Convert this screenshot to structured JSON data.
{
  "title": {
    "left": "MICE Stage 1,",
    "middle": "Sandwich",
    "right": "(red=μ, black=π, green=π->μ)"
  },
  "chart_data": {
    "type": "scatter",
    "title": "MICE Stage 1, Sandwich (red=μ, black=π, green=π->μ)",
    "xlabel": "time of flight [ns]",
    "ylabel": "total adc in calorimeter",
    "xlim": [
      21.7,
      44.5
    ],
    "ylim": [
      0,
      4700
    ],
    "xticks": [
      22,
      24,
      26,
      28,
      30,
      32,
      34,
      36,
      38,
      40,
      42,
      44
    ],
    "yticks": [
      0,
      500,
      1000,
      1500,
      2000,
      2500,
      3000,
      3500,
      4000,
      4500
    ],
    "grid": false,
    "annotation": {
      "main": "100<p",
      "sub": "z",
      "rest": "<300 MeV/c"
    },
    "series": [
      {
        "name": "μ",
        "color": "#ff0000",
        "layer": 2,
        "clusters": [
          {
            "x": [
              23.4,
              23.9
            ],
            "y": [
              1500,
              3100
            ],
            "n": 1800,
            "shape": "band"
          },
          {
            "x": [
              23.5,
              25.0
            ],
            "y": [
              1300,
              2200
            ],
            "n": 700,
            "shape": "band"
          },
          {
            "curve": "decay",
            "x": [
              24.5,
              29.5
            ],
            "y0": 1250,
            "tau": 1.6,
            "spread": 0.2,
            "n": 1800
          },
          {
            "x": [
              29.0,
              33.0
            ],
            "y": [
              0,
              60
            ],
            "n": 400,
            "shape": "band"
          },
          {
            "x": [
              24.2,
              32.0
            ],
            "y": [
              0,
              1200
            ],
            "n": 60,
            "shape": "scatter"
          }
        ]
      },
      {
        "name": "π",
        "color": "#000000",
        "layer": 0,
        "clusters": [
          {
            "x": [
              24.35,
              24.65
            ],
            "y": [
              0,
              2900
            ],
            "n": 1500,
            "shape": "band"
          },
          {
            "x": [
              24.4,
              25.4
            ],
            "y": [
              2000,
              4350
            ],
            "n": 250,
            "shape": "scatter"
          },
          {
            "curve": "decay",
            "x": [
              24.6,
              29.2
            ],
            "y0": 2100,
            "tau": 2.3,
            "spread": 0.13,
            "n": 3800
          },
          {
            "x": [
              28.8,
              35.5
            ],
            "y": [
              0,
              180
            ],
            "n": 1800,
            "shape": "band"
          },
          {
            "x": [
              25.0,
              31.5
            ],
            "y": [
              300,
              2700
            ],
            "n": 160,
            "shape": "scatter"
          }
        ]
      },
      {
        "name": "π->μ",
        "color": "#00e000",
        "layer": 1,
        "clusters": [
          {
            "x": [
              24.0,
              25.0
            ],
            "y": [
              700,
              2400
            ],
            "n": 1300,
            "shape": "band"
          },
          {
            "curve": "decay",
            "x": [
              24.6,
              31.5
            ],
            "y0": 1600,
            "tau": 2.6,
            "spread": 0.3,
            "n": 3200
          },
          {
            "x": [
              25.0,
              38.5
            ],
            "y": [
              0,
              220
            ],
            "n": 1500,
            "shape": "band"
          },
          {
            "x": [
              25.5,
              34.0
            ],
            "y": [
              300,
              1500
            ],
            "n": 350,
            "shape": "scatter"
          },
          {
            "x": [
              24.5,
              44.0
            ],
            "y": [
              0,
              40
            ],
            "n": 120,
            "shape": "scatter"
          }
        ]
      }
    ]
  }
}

________________________

• Objective: From the entries above, copy every line containing the word "title".

• Complete output:
  "title": {
    "title": "MICE Stage 1, Sandwich (red=μ, black=π, green=π->μ)",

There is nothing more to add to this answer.